| Work to be completed |
Each record below is to be reproduced without any change.
** begin Supplied material **
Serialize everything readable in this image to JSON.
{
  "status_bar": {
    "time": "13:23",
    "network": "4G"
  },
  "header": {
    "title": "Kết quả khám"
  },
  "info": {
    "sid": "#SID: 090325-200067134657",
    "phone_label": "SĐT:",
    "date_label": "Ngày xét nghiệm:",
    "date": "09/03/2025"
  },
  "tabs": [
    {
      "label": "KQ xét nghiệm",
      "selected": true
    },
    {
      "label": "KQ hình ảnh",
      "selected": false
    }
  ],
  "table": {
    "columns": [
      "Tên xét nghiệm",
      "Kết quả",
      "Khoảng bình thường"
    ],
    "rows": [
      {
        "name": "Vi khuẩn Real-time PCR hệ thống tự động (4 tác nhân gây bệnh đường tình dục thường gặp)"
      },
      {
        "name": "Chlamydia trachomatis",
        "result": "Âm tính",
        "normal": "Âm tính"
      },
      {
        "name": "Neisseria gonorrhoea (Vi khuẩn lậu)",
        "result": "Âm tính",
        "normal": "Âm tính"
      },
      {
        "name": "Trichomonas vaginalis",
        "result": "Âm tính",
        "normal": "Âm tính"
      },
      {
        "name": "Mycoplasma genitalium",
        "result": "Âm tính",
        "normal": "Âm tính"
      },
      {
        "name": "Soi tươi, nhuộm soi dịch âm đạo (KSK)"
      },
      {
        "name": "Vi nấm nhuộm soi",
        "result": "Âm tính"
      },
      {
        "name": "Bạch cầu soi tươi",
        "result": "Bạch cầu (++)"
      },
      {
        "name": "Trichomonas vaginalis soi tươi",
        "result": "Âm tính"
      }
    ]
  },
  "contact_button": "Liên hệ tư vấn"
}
** end Supplied material **
| Final result |
Serialize everything readable in this image to JSON.
{
  "status_bar": {
    "time": "13:23",
    "network": "4G"
  },
  "header": {
    "title": "Kết quả khám"
  },
  "info": {
    "sid": "#SID: 090325-200067134657",
    "phone_label": "SĐT:",
    "date_label": "Ngày xét nghiệm:",
    "date": "09/03/2025"
  },
  "tabs": [
    {
      "label": "KQ xét nghiệm",
      "selected": true
    },
    {
      "label": "KQ hình ảnh",
      "selected": false
    }
  ],
  "table": {
    "columns": [
      "Tên xét nghiệm",
      "Kết quả",
      "Khoảng bình thường"
    ],
    "rows": [
      {
        "name": "Vi khuẩn Real-time PCR hệ thống tự động (4 tác nhân gây bệnh đường tình dục thường gặp)"
      },
      {
        "name": "Chlamydia trachomatis",
        "result": "Âm tính",
        "normal": "Âm tính"
      },
      {
        "name": "Neisseria gonorrhoea (Vi khuẩn lậu)",
        "result": "Âm tính",
        "normal": "Âm tính"
      },
      {
        "name": "Trichomonas vaginalis",
        "result": "Âm tính",
        "normal": "Âm tính"
      },
      {
        "name": "Mycoplasma genitalium",
        "result": "Âm tính",
        "normal": "Âm tính"
      },
      {
        "name": "Soi tươi, nhuộm soi dịch âm đạo (KSK)"
      },
      {
        "name": "Vi nấm nhuộm soi",
        "result": "Âm tính"
      },
      {
        "name": "Bạch cầu soi tươi",
        "result": "Bạch cầu (++)"
      },
      {
        "name": "Trichomonas vaginalis soi tươi",
        "result": "Âm tính"
      }
    ]
  },
  "contact_button": "Liên hệ tư vấn"
}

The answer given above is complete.